Retype each record below word for word. Leave the pictures out.

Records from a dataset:
** Begin **
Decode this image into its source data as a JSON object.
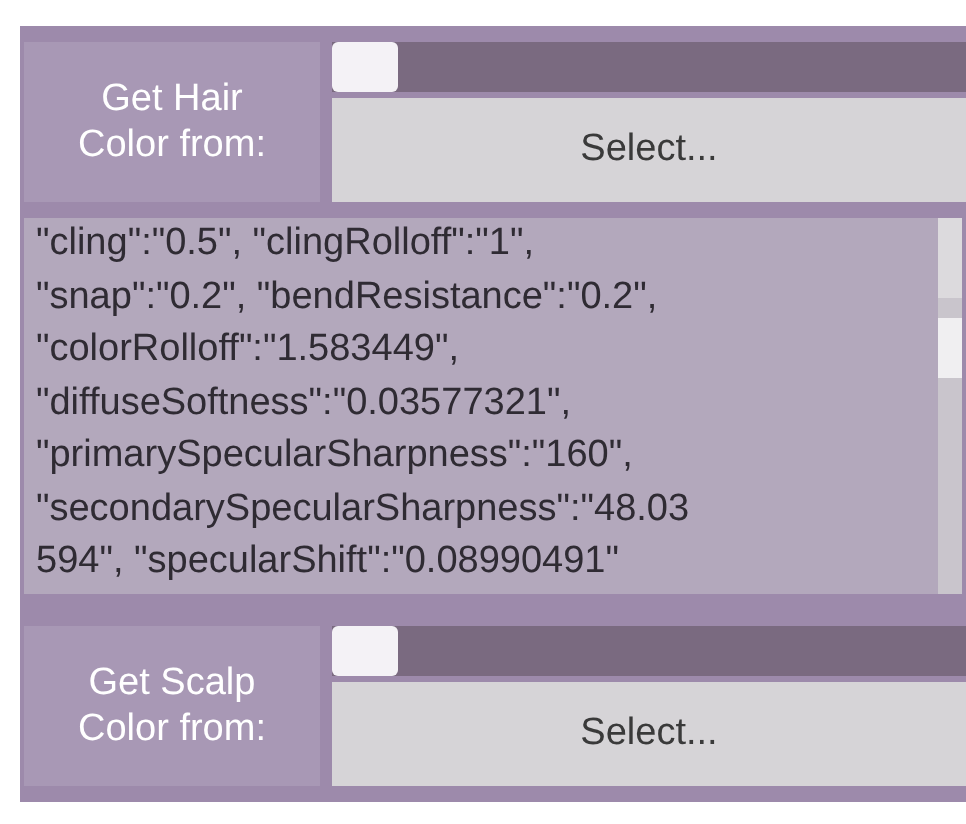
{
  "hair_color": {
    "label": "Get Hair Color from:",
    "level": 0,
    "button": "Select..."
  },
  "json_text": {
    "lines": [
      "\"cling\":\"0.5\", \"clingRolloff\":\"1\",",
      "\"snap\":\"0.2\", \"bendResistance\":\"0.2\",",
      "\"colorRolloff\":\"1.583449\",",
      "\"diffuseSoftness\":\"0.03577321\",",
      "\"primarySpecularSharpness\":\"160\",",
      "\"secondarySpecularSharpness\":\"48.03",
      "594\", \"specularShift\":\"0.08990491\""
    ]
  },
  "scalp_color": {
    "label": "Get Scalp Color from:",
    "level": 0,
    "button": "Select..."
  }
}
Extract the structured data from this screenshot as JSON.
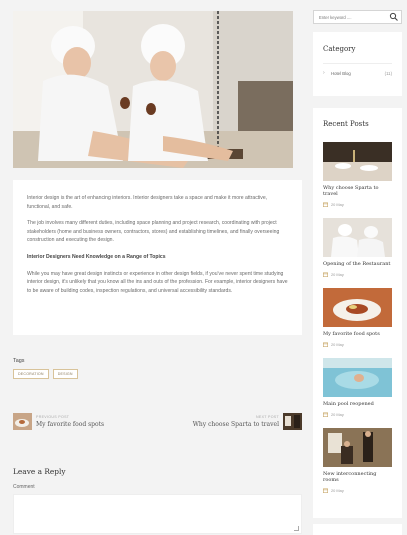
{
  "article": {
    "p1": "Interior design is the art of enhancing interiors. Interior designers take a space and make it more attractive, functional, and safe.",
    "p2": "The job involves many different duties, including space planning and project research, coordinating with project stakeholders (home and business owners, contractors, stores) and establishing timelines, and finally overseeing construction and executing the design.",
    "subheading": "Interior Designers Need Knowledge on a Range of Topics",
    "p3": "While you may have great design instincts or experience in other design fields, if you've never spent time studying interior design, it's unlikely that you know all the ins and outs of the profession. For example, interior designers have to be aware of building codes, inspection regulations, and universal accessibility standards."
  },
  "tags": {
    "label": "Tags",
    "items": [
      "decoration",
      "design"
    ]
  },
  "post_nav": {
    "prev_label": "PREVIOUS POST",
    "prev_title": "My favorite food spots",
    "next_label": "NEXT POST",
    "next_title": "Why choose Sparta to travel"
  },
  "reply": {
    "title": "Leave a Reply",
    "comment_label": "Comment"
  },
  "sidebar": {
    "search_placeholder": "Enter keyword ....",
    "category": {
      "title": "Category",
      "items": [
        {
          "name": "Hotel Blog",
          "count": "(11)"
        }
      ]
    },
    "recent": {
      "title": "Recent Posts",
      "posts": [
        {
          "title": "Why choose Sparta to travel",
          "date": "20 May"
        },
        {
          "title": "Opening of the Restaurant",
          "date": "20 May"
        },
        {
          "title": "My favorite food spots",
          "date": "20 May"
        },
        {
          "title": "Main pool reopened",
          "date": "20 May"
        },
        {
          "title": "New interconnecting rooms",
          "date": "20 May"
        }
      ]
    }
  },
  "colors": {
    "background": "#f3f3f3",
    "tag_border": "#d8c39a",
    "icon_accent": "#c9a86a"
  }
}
** End **
[Completed task]
Decode this image into its source data as a JSON object.
{
  "hair_color": {
    "label": "Get Hair Color from:",
    "level": 0,
    "button": "Select..."
  },
  "json_text": {
    "lines": [
      "\"cling\":\"0.5\", \"clingRolloff\":\"1\",",
      "\"snap\":\"0.2\", \"bendResistance\":\"0.2\",",
      "\"colorRolloff\":\"1.583449\",",
      "\"diffuseSoftness\":\"0.03577321\",",
      "\"primarySpecularSharpness\":\"160\",",
      "\"secondarySpecularSharpness\":\"48.03",
      "594\", \"specularShift\":\"0.08990491\""
    ]
  },
  "scalp_color": {
    "label": "Get Scalp Color from:",
    "level": 0,
    "button": "Select..."
  }
}
Extract the structured data from this screenshot as JSON.
{
  "article": {
    "p1": "Interior design is the art of enhancing interiors. Interior designers take a space and make it more attractive, functional, and safe.",
    "p2": "The job involves many different duties, including space planning and project research, coordinating with project stakeholders (home and business owners, contractors, stores) and establishing timelines, and finally overseeing construction and executing the design.",
    "subheading": "Interior Designers Need Knowledge on a Range of Topics",
    "p3": "While you may have great design instincts or experience in other design fields, if you've never spent time studying interior design, it's unlikely that you know all the ins and outs of the profession. For example, interior designers have to be aware of building codes, inspection regulations, and universal accessibility standards."
  },
  "tags": {
    "label": "Tags",
    "items": [
      "decoration",
      "design"
    ]
  },
  "post_nav": {
    "prev_label": "PREVIOUS POST",
    "prev_title": "My favorite food spots",
    "next_label": "NEXT POST",
    "next_title": "Why choose Sparta to travel"
  },
  "reply": {
    "title": "Leave a Reply",
    "comment_label": "Comment"
  },
  "sidebar": {
    "search_placeholder": "Enter keyword ....",
    "category": {
      "title": "Category",
      "items": [
        {
          "name": "Hotel Blog",
          "count": "(11)"
        }
      ]
    },
    "recent": {
      "title": "Recent Posts",
      "posts": [
        {
          "title": "Why choose Sparta to travel",
          "date": "20 May"
        },
        {
          "title": "Opening of the Restaurant",
          "date": "20 May"
        },
        {
          "title": "My favorite food spots",
          "date": "20 May"
        },
        {
          "title": "Main pool reopened",
          "date": "20 May"
        },
        {
          "title": "New interconnecting rooms",
          "date": "20 May"
        }
      ]
    }
  },
  "colors": {
    "background": "#f3f3f3",
    "tag_border": "#d8c39a",
    "icon_accent": "#c9a86a"
  }
}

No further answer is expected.